%%

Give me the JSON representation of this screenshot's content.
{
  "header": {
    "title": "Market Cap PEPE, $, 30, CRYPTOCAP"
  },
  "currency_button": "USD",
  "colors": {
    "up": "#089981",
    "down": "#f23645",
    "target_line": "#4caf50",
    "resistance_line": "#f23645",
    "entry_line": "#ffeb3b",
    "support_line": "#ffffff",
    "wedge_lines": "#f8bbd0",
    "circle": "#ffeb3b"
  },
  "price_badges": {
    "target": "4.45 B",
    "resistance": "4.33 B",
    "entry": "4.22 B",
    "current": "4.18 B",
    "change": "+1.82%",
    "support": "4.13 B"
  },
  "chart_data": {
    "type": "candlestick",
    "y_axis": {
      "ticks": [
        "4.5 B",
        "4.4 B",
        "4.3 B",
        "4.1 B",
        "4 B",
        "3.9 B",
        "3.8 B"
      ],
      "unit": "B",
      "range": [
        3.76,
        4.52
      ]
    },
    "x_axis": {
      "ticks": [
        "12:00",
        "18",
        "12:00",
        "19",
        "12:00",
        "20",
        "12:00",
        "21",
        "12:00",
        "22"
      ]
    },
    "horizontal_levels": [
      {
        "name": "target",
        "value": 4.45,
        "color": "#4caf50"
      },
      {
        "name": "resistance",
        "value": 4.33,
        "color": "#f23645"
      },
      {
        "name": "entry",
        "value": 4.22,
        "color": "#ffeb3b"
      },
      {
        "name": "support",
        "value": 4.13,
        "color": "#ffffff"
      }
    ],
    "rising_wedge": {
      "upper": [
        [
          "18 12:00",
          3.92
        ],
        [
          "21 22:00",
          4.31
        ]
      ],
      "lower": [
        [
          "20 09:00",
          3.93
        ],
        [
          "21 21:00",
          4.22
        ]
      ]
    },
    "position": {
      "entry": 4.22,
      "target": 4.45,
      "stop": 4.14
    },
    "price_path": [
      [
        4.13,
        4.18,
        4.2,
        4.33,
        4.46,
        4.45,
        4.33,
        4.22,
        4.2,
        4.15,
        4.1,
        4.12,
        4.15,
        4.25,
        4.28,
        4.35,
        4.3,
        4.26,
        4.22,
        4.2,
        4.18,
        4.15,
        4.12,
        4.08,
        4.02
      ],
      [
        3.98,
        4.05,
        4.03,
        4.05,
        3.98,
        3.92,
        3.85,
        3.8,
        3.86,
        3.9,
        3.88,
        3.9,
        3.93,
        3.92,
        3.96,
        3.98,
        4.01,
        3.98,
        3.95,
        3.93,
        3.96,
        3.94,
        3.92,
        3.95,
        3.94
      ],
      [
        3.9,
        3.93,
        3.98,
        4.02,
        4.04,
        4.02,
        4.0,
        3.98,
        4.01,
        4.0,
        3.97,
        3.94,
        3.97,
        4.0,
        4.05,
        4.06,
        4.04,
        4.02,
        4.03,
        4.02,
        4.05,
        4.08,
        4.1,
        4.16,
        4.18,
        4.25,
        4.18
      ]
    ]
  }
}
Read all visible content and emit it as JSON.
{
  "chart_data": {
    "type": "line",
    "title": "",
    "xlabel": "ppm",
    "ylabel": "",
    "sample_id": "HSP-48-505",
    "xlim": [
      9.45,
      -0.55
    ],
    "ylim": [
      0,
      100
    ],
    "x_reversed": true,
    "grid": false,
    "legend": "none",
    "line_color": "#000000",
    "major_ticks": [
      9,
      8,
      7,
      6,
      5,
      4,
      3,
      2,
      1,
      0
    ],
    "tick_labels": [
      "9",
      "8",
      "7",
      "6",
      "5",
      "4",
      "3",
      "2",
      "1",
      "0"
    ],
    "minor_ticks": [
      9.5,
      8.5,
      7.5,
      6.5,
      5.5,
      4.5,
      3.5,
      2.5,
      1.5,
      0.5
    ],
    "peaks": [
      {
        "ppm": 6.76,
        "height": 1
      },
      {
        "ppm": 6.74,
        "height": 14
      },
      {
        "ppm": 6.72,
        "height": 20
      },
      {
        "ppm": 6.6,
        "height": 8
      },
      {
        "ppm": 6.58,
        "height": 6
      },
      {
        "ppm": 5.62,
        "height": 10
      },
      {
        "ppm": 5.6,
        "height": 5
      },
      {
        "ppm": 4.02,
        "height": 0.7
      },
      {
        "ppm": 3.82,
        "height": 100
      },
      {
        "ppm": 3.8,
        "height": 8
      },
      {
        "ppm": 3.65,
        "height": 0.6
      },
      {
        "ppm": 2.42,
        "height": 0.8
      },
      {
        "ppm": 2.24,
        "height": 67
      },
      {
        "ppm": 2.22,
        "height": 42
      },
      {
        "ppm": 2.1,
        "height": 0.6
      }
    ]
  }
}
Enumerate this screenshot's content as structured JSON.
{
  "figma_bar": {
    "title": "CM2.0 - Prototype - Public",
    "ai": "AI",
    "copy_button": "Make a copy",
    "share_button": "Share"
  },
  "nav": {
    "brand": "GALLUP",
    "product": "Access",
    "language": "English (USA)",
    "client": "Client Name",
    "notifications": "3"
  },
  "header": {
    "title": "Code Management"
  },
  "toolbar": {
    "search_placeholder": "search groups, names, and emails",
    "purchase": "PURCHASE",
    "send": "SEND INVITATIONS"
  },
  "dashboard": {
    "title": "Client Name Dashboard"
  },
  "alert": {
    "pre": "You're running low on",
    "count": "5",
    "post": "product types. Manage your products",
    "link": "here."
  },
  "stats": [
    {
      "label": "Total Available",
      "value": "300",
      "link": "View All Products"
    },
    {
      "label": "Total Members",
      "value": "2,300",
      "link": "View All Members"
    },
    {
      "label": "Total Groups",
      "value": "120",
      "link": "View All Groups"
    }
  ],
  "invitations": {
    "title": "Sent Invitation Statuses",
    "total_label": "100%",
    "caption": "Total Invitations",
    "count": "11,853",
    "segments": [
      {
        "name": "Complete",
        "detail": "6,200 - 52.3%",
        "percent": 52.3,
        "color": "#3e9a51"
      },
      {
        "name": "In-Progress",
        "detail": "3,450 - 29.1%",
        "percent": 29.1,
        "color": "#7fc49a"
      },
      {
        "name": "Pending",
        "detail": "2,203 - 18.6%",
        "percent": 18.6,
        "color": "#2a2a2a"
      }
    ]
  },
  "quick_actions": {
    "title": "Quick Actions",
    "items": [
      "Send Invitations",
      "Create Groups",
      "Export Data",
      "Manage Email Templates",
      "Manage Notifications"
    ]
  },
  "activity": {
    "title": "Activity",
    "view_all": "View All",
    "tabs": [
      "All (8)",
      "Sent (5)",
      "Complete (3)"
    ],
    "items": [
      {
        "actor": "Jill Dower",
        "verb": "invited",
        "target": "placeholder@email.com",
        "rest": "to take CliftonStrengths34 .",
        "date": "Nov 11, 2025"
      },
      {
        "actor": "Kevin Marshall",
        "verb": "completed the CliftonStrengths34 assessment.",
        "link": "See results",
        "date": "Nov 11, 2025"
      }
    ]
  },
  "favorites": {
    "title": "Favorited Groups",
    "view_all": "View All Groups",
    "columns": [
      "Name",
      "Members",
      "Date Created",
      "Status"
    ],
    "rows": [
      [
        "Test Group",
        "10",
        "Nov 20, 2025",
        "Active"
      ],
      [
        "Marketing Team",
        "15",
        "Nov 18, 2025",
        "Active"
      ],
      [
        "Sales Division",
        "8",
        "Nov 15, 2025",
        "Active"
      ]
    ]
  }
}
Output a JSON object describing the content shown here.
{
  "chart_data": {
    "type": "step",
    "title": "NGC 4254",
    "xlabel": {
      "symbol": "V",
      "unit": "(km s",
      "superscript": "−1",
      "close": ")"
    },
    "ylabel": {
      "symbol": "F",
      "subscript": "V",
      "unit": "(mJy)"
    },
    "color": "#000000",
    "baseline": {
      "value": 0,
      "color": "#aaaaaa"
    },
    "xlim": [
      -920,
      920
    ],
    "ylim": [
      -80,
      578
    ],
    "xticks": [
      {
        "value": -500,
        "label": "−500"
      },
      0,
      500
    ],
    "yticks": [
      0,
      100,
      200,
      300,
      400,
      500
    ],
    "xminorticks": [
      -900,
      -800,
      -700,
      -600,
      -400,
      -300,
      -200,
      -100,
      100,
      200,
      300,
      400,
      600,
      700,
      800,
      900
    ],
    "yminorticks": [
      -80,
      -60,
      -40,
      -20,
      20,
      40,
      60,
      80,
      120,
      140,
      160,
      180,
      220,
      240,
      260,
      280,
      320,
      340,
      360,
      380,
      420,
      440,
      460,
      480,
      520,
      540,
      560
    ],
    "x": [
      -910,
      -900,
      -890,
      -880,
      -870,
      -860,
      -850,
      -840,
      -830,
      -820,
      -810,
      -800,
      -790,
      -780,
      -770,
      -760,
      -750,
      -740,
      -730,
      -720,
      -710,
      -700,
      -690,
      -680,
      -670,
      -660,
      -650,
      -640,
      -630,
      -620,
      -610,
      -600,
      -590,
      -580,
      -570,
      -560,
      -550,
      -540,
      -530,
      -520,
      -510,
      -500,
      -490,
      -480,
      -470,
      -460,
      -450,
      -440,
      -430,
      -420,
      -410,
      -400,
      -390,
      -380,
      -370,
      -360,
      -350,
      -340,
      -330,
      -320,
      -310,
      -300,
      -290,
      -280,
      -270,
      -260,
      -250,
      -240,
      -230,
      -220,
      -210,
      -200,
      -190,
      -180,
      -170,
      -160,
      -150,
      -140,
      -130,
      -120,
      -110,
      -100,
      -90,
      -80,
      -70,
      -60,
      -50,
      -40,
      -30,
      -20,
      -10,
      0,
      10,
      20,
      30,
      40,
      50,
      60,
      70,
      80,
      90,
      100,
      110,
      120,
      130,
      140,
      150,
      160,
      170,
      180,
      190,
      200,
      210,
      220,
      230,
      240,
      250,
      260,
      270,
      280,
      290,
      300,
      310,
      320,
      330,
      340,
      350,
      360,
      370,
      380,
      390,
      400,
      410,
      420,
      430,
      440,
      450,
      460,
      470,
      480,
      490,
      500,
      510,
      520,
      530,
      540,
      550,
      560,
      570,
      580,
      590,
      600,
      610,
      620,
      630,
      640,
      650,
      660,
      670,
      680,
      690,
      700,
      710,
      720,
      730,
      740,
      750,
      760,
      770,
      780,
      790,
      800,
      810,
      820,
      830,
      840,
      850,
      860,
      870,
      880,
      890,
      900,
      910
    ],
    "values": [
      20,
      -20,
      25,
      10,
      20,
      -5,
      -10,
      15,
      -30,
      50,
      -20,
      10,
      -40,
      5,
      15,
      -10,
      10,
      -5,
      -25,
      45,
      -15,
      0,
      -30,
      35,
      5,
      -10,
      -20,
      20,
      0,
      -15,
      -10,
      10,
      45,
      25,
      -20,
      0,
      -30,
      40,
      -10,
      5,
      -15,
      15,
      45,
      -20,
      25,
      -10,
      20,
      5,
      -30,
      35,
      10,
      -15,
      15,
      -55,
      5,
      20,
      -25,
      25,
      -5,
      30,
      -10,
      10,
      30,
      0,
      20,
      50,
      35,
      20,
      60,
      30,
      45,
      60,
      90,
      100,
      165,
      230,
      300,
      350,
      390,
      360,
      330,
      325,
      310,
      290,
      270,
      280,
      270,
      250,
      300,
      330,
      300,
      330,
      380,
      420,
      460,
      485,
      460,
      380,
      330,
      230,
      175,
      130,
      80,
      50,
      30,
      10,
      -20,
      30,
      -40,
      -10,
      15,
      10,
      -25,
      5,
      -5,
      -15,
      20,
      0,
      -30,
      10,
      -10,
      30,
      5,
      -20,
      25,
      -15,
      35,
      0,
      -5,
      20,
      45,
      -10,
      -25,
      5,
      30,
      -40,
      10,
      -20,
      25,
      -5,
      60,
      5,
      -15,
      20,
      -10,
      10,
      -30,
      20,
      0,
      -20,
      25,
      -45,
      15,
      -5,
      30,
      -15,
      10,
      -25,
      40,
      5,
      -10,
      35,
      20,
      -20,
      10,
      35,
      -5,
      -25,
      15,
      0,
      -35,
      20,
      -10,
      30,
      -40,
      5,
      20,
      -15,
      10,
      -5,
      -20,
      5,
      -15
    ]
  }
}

%%

**WHAT YOU HAVE TO DO**
Of all the lines above, how many contain the word "detail"? Give the number and nothing else.

**OUTPUT BELOW**
3